Data entries
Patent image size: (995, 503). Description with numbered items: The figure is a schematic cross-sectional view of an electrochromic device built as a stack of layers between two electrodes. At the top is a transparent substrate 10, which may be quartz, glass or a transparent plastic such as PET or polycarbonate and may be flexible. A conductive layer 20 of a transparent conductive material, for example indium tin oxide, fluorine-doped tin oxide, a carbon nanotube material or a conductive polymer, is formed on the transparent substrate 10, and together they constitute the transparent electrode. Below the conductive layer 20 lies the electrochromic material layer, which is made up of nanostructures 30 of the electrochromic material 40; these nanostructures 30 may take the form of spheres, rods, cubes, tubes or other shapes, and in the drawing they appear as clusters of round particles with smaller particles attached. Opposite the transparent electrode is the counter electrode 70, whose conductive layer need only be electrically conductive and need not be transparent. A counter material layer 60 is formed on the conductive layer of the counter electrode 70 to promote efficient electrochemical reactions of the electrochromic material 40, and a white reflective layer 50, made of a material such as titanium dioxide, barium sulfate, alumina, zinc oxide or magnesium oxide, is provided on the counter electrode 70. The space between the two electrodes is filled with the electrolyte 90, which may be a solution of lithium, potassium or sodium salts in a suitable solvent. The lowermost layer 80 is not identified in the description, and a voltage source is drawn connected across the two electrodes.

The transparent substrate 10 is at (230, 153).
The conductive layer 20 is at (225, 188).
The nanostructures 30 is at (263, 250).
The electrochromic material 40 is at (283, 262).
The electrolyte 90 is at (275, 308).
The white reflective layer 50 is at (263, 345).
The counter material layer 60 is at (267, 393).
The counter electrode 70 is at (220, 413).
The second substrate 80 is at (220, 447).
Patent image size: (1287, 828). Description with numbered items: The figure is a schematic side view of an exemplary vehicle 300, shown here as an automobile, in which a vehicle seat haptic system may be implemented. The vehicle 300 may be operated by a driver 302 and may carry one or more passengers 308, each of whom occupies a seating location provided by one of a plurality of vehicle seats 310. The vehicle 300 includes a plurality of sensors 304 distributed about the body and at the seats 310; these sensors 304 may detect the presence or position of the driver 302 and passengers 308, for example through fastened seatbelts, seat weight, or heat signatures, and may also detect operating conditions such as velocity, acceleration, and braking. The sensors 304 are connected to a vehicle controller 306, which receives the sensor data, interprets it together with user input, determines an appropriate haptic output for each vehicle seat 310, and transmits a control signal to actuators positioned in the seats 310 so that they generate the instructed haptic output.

▸ WORK REQUIRED
Copy out each line of the data above that contains the word "substrate".

▸ EXERCISE ANSWER
Patent image size: (995, 503). Description with numbered items: The figure is a schematic cross-sectional view of an electrochromic device built as a stack of layers between two electrodes. At the top is a transparent substrate 10, which may be quartz, glass or a transparent plastic such as PET or polycarbonate and may be flexible. A conductive layer 20 of a transparent conductive material, for example indium tin oxide, fluorine-doped tin oxide, a carbon nanotube material or a conductive polymer, is formed on the transparent substrate 10, and together they constitute the transparent electrode. Below the conductive layer 20 lies the electrochromic material layer, which is made up of nanostructures 30 of the electrochromic material 40; these nanostructures 30 may take the form of spheres, rods, cubes, tubes or other shapes, and in the drawing they appear as clusters of round particles with smaller particles attached. Opposite the transparent electrode is the counter electrode 70, whose conductive layer need only be electrically conductive and need not be transparent. A counter material layer 60 is formed on the conductive layer of the counter electrode 70 to promote efficient electrochemical reactions of the electrochromic material 40, and a white reflective layer 50, made of a material such as titanium dioxide, barium sulfate, alumina, zinc oxide or magnesium oxide, is provided on the counter electrode 70. The space between the two electrodes is filled with the electrolyte 90, which may be a solution of lithium, potassium or sodium salts in a suitable solvent. The lowermost layer 80 is not identified in the description, and a voltage source is drawn connected across the two electrodes.
The transparent substrate 10 is at (230, 153).
The second substrate 80 is at (220, 447).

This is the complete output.